Write out, precisely and in full, each line of the material.

**** RAW RECORDS ****

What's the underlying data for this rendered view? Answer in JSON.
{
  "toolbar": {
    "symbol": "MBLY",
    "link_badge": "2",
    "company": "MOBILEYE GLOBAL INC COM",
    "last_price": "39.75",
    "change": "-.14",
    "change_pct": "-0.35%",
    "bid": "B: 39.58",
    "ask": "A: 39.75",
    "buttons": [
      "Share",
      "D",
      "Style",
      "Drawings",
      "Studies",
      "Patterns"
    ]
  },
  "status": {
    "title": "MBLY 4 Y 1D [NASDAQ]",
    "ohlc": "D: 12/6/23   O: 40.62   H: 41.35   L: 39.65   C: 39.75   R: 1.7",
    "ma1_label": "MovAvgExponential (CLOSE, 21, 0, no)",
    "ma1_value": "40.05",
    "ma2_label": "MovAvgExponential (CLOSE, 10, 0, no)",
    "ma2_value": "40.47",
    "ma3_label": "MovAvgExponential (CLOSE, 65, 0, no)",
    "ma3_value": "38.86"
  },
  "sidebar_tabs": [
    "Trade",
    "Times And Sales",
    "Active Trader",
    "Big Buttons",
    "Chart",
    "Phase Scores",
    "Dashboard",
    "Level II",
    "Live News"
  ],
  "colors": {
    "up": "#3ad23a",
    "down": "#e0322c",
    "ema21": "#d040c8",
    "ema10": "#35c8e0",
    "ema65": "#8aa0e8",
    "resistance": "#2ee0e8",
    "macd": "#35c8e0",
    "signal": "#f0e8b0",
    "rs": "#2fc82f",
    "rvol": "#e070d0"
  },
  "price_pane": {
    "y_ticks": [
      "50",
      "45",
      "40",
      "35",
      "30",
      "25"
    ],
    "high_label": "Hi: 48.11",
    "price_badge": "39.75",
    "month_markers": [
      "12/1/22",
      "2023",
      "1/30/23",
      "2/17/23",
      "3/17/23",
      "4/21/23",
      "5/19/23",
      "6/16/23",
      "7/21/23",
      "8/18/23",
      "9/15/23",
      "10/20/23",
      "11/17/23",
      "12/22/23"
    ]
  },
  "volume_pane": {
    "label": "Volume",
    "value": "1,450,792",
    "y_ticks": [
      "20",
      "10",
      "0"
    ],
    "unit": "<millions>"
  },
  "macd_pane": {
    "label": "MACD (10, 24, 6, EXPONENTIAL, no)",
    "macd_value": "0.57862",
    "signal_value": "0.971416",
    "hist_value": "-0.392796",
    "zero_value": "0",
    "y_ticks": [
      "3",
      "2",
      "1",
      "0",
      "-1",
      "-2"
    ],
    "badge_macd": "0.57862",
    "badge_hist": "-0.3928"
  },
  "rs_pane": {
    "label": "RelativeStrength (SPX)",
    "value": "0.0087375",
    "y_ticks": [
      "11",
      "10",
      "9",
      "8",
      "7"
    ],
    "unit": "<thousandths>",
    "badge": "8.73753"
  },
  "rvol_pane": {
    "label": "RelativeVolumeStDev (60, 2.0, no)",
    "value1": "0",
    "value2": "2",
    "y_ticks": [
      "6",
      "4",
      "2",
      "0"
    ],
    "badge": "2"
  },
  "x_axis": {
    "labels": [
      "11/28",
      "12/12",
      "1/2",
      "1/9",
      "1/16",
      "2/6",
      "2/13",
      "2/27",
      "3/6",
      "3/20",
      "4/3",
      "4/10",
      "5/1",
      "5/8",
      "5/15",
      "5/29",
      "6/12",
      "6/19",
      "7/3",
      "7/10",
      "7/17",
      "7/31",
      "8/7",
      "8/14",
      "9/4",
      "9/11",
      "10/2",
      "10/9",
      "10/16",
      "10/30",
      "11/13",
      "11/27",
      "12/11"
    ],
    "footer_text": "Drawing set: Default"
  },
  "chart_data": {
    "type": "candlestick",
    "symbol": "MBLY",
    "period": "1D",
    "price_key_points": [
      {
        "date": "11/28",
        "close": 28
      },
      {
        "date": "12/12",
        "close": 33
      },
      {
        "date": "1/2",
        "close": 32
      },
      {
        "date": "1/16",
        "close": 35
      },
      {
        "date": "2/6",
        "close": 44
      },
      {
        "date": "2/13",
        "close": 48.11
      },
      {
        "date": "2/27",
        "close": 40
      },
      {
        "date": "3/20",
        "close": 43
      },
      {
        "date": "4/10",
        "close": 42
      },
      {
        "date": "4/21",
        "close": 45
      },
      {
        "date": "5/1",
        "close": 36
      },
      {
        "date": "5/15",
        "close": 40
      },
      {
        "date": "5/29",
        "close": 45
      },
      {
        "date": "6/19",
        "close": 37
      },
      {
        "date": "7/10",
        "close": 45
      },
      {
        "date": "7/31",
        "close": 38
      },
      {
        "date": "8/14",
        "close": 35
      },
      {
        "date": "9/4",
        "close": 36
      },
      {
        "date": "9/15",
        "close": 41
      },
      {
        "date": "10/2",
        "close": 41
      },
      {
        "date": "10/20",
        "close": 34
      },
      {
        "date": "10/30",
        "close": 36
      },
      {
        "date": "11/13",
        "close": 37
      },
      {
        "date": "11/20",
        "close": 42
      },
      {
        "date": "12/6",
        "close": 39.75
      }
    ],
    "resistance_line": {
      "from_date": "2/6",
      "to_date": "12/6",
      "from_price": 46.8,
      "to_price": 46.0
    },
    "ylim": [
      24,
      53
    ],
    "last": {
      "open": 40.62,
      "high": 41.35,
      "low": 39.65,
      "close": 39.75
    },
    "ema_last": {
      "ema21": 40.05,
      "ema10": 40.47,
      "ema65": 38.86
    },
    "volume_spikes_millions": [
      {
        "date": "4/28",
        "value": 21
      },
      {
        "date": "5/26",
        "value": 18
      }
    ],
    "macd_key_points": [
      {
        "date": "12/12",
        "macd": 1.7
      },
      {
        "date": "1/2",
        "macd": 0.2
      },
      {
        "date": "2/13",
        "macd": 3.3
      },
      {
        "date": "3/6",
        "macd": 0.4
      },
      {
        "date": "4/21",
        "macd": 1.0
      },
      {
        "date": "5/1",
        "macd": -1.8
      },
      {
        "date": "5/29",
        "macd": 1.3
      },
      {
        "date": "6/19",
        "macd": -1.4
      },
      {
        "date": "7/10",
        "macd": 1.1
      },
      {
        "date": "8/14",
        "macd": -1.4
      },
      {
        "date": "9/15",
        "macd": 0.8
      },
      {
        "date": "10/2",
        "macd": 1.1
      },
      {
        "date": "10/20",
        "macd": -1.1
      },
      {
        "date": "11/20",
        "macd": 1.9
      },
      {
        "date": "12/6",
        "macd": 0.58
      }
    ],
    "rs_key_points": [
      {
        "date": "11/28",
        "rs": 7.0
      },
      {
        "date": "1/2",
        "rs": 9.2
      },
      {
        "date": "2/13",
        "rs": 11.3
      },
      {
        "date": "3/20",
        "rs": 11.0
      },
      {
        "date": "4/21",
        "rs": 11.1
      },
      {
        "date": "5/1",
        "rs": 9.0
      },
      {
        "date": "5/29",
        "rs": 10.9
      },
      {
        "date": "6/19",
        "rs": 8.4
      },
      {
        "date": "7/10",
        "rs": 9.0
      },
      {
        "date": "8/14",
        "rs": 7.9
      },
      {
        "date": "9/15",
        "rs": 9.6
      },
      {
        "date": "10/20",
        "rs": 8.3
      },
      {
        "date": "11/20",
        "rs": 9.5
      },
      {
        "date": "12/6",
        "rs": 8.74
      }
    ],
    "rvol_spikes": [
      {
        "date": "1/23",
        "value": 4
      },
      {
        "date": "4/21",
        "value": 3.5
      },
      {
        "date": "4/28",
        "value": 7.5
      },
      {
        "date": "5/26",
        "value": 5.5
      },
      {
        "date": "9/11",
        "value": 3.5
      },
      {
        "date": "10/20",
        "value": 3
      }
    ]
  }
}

****

◆ REPLY ◆
What's the underlying data for this rendered view? Answer in JSON.
{
  "toolbar": {
    "symbol": "MBLY",
    "link_badge": "2",
    "company": "MOBILEYE GLOBAL INC COM",
    "last_price": "39.75",
    "change": "-.14",
    "change_pct": "-0.35%",
    "bid": "B: 39.58",
    "ask": "A: 39.75",
    "buttons": [
      "Share",
      "D",
      "Style",
      "Drawings",
      "Studies",
      "Patterns"
    ]
  },
  "status": {
    "title": "MBLY 4 Y 1D [NASDAQ]",
    "ohlc": "D: 12/6/23   O: 40.62   H: 41.35   L: 39.65   C: 39.75   R: 1.7",
    "ma1_label": "MovAvgExponential (CLOSE, 21, 0, no)",
    "ma1_value": "40.05",
    "ma2_label": "MovAvgExponential (CLOSE, 10, 0, no)",
    "ma2_value": "40.47",
    "ma3_label": "MovAvgExponential (CLOSE, 65, 0, no)",
    "ma3_value": "38.86"
  },
  "sidebar_tabs": [
    "Trade",
    "Times And Sales",
    "Active Trader",
    "Big Buttons",
    "Chart",
    "Phase Scores",
    "Dashboard",
    "Level II",
    "Live News"
  ],
  "colors": {
    "up": "#3ad23a",
    "down": "#e0322c",
    "ema21": "#d040c8",
    "ema10": "#35c8e0",
    "ema65": "#8aa0e8",
    "resistance": "#2ee0e8",
    "macd": "#35c8e0",
    "signal": "#f0e8b0",
    "rs": "#2fc82f",
    "rvol": "#e070d0"
  },
  "price_pane": {
    "y_ticks": [
      "50",
      "45",
      "40",
      "35",
      "30",
      "25"
    ],
    "high_label": "Hi: 48.11",
    "price_badge": "39.75",
    "month_markers": [
      "12/1/22",
      "2023",
      "1/30/23",
      "2/17/23",
      "3/17/23",
      "4/21/23",
      "5/19/23",
      "6/16/23",
      "7/21/23",
      "8/18/23",
      "9/15/23",
      "10/20/23",
      "11/17/23",
      "12/22/23"
    ]
  },
  "volume_pane": {
    "label": "Volume",
    "value": "1,450,792",
    "y_ticks": [
      "20",
      "10",
      "0"
    ],
    "unit": "<millions>"
  },
  "macd_pane": {
    "label": "MACD (10, 24, 6, EXPONENTIAL, no)",
    "macd_value": "0.57862",
    "signal_value": "0.971416",
    "hist_value": "-0.392796",
    "zero_value": "0",
    "y_ticks": [
      "3",
      "2",
      "1",
      "0",
      "-1",
      "-2"
    ],
    "badge_macd": "0.57862",
    "badge_hist": "-0.3928"
  },
  "rs_pane": {
    "label": "RelativeStrength (SPX)",
    "value": "0.0087375",
    "y_ticks": [
      "11",
      "10",
      "9",
      "8",
      "7"
    ],
    "unit": "<thousandths>",
    "badge": "8.73753"
  },
  "rvol_pane": {
    "label": "RelativeVolumeStDev (60, 2.0, no)",
    "value1": "0",
    "value2": "2",
    "y_ticks": [
      "6",
      "4",
      "2",
      "0"
    ],
    "badge": "2"
  },
  "x_axis": {
    "labels": [
      "11/28",
      "12/12",
      "1/2",
      "1/9",
      "1/16",
      "2/6",
      "2/13",
      "2/27",
      "3/6",
      "3/20",
      "4/3",
      "4/10",
      "5/1",
      "5/8",
      "5/15",
      "5/29",
      "6/12",
      "6/19",
      "7/3",
      "7/10",
      "7/17",
      "7/31",
      "8/7",
      "8/14",
      "9/4",
      "9/11",
      "10/2",
      "10/9",
      "10/16",
      "10/30",
      "11/13",
      "11/27",
      "12/11"
    ],
    "footer_text": "Drawing set: Default"
  },
  "chart_data": {
    "type": "candlestick",
    "symbol": "MBLY",
    "period": "1D",
    "price_key_points": [
      {
        "date": "11/28",
        "close": 28
      },
      {
        "date": "12/12",
        "close": 33
      },
      {
        "date": "1/2",
        "close": 32
      },
      {
        "date": "1/16",
        "close": 35
      },
      {
        "date": "2/6",
        "close": 44
      },
      {
        "date": "2/13",
        "close": 48.11
      },
      {
        "date": "2/27",
        "close": 40
      },
      {
        "date": "3/20",
        "close": 43
      },
      {
        "date": "4/10",
        "close": 42
      },
      {
        "date": "4/21",
        "close": 45
      },
      {
        "date": "5/1",
        "close": 36
      },
      {
        "date": "5/15",
        "close": 40
      },
      {
        "date": "5/29",
        "close": 45
      },
      {
        "date": "6/19",
        "close": 37
      },
      {
        "date": "7/10",
        "close": 45
      },
      {
        "date": "7/31",
        "close": 38
      },
      {
        "date": "8/14",
        "close": 35
      },
      {
        "date": "9/4",
        "close": 36
      },
      {
        "date": "9/15",
        "close": 41
      },
      {
        "date": "10/2",
        "close": 41
      },
      {
        "date": "10/20",
        "close": 34
      },
      {
        "date": "10/30",
        "close": 36
      },
      {
        "date": "11/13",
        "close": 37
      },
      {
        "date": "11/20",
        "close": 42
      },
      {
        "date": "12/6",
        "close": 39.75
      }
    ],
    "resistance_line": {
      "from_date": "2/6",
      "to_date": "12/6",
      "from_price": 46.8,
      "to_price": 46.0
    },
    "ylim": [
      24,
      53
    ],
    "last": {
      "open": 40.62,
      "high": 41.35,
      "low": 39.65,
      "close": 39.75
    },
    "ema_last": {
      "ema21": 40.05,
      "ema10": 40.47,
      "ema65": 38.86
    },
    "volume_spikes_millions": [
      {
        "date": "4/28",
        "value": 21
      },
      {
        "date": "5/26",
        "value": 18
      }
    ],
    "macd_key_points": [
      {
        "date": "12/12",
        "macd": 1.7
      },
      {
        "date": "1/2",
        "macd": 0.2
      },
      {
        "date": "2/13",
        "macd": 3.3
      },
      {
        "date": "3/6",
        "macd": 0.4
      },
      {
        "date": "4/21",
        "macd": 1.0
      },
      {
        "date": "5/1",
        "macd": -1.8
      },
      {
        "date": "5/29",
        "macd": 1.3
      },
      {
        "date": "6/19",
        "macd": -1.4
      },
      {
        "date": "7/10",
        "macd": 1.1
      },
      {
        "date": "8/14",
        "macd": -1.4
      },
      {
        "date": "9/15",
        "macd": 0.8
      },
      {
        "date": "10/2",
        "macd": 1.1
      },
      {
        "date": "10/20",
        "macd": -1.1
      },
      {
        "date": "11/20",
        "macd": 1.9
      },
      {
        "date": "12/6",
        "macd": 0.58
      }
    ],
    "rs_key_points": [
      {
        "date": "11/28",
        "rs": 7.0
      },
      {
        "date": "1/2",
        "rs": 9.2
      },
      {
        "date": "2/13",
        "rs": 11.3
      },
      {
        "date": "3/20",
        "rs": 11.0
      },
      {
        "date": "4/21",
        "rs": 11.1
      },
      {
        "date": "5/1",
        "rs": 9.0
      },
      {
        "date": "5/29",
        "rs": 10.9
      },
      {
        "date": "6/19",
        "rs": 8.4
      },
      {
        "date": "7/10",
        "rs": 9.0
      },
      {
        "date": "8/14",
        "rs": 7.9
      },
      {
        "date": "9/15",
        "rs": 9.6
      },
      {
        "date": "10/20",
        "rs": 8.3
      },
      {
        "date": "11/20",
        "rs": 9.5
      },
      {
        "date": "12/6",
        "rs": 8.74
      }
    ],
    "rvol_spikes": [
      {
        "date": "1/23",
        "value": 4
      },
      {
        "date": "4/21",
        "value": 3.5
      },
      {
        "date": "4/28",
        "value": 7.5
      },
      {
        "date": "5/26",
        "value": 5.5
      },
      {
        "date": "9/11",
        "value": 3.5
      },
      {
        "date": "10/20",
        "value": 3
      }
    ]
  }
}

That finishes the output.